What the exercise asks | Reproduce the patent passage on MOS mixer transconductance, starting with "A principal object" and going on through "consuming more current.". Swap in "bandwidth" for every occurrence of "linearity".

Supplied text |
· · · · · · ·

Alternatively, the same increase in input range can be achieved by holding the gate-to-source drive constant but reducing the size of the MOS transistors. The size may be reduced by reducing the width-to-length (W/L) ratio of each device. A pair of small MOS transistors will exhibit an increased linear range as shown by plot 108.
Unfortunately, simply decreasing the transistor size (or simply increasing the gate drive) has the undesirable effect of increasing the noise figure for the transconductance stage. This effect puts a limit on the effectiveness of using simple device size choices to improve the circuit performance. It is desirable to achieve the improved linearity of a small MOS pair and the improved noise figure of a large MOS pair in a single circuit.
Several prior art inventions describe mixer circuits. U.S. Pat. No. 5,589,791 to Gilbert describes a mixer comprising bipolar transistors. A multi-tanh doublet transconductance stage is used to improve linearity. U.S. Pat. No. 6,087,883 to Gilbert teaches bipolar multi-tanh cells wherein ratios of emitter areas and emitter resistors are used to increase the input voltage range of a voltage-to-current converter. U.S. Pat. No. 5,532,637 to Khoury et al discloses a bipolar mixer with a transconductance stage. Degeneration emitter resistors are used to expand the input voltage range. U.S. Pat. No. 5,872,446 to Cranford, Jr. et al shows a CMOS analog multiplier circuit with an extended input range. Finally, the present invention is disclosed by the Applicants in the technical paper by Lim et al, titled xe2x80x9cA Fully Integrated CMOS RF Front-End with On-Chip VCO for WCDMA Application,xe2x80x9d published in the Solid-State Circuits Conference, 2001, Digest of Technical Papers, ISSCC, 01 IEEE International, 2001, pages 286, 287, and 455.
A principal object of the present invention is to provide an effective and very manufacturable transconductance stage for a MOS mixer circuit.
A further object of the present invention is to improve the linearity and noise figure of a transconductance stage of a MOS mixer circuit.
A still further object of the present invention is to improve the linearity and noise figure of a transconductance circuit by using a novel transistor arrangement and size selection.
Another still further object of the present invention is to the improve linearity and the noise figure of a MOS mixing circuit using the improved transconductance circuit.
Another yet still further object of the present invention is to improve linearity and noise figure without consuming more current.
In accordance with the objects of this invention, a new linearized transconductance circuit for converting an input into an output has been achieved. This linearized transconductance circuit is especially suited for application in a mixing circuit using a double-balanced cell. The input comprises first and second phases having a differential voltage therebetween. The output comprises first and second phases having a differential current therebetween that is proportional to the differential voltage. The circuit comprises, firstly, first, second, third, and fourth MOS transistors, with each transistor having a gate, a drain, and a source. The gates of the first and third MOS transistors are coupled to the input first phase. The drains of the first and third transistors are coupled to the output first phase. The gates of the second and fourth MOS transistors are coupled to the input second phase. The drains of the second and fourth MOS transistors are coupled to the output second phase. A first constant current source is coupled to the sources of the first and fourth MOS transistors. Finally, a second constant current source is coupled to the sources of second and third MOS transistors.

· · · · · · ·

(Items listed in a dataset)

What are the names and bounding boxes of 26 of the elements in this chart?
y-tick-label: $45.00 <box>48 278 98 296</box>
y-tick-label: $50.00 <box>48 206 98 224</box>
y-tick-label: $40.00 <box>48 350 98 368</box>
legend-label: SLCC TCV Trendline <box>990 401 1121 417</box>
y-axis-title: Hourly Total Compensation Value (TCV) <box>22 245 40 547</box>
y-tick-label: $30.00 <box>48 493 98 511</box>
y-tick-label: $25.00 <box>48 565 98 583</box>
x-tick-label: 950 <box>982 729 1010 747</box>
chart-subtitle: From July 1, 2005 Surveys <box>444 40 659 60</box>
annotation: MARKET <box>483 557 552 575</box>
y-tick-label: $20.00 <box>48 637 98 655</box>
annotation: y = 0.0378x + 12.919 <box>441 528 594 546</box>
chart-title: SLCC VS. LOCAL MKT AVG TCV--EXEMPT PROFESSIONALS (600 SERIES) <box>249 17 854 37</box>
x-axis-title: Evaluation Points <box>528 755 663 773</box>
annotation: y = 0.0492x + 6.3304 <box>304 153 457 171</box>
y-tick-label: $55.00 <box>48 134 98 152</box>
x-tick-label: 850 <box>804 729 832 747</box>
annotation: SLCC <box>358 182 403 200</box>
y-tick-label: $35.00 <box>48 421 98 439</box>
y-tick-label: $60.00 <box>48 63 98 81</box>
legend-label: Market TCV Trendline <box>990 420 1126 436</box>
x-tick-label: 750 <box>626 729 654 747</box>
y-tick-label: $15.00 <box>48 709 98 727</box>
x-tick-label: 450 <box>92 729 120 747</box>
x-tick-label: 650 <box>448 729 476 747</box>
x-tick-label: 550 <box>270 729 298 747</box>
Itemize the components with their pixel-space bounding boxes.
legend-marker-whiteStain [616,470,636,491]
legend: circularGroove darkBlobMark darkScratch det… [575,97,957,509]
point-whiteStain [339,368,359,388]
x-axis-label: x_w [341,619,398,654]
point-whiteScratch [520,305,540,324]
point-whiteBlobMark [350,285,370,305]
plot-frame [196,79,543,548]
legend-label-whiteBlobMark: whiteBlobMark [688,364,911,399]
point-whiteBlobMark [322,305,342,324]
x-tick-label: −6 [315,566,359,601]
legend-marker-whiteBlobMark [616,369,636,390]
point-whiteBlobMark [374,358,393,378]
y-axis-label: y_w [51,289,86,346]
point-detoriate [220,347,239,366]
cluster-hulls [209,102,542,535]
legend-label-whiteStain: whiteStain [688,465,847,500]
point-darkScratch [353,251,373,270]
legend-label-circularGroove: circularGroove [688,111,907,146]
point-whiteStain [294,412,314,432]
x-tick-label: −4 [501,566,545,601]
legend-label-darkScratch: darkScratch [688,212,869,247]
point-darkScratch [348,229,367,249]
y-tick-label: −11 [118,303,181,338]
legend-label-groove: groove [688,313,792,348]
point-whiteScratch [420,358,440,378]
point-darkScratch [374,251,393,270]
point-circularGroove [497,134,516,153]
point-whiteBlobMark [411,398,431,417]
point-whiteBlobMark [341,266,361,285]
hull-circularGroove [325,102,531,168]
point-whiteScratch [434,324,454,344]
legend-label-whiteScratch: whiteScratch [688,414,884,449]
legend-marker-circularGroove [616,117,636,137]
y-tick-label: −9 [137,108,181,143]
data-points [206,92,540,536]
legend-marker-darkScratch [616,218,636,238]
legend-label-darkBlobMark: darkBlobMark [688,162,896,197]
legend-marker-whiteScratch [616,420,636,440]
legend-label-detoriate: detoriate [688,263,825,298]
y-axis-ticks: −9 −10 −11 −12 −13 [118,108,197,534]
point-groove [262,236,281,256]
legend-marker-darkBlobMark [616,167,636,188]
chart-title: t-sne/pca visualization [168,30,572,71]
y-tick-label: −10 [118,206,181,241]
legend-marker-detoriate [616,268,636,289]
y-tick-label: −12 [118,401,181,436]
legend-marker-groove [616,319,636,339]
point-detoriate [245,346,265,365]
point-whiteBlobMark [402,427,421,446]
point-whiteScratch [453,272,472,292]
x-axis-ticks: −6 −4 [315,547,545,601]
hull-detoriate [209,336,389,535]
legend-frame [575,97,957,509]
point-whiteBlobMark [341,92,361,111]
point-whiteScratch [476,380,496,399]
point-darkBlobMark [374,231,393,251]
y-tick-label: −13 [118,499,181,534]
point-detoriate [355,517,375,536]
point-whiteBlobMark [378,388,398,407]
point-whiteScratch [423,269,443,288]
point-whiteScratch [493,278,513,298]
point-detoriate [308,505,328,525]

· · · · · · ·

Answer to this exercise |
A principal object of the present invention is to provide an effective and very manufacturable transconductance stage for a MOS mixer circuit.
A further object of the present invention is to improve the bandwidth and noise figure of a transconductance stage of a MOS mixer circuit.
A still further object of the present invention is to improve the bandwidth and noise figure of a transconductance circuit by using a novel transistor arrangement and size selection.
Another still further object of the present invention is to the improve bandwidth and the noise figure of a MOS mixing circuit using the improved transconductance circuit.
Another yet still further object of the present invention is to improve bandwidth and noise figure without consuming more current.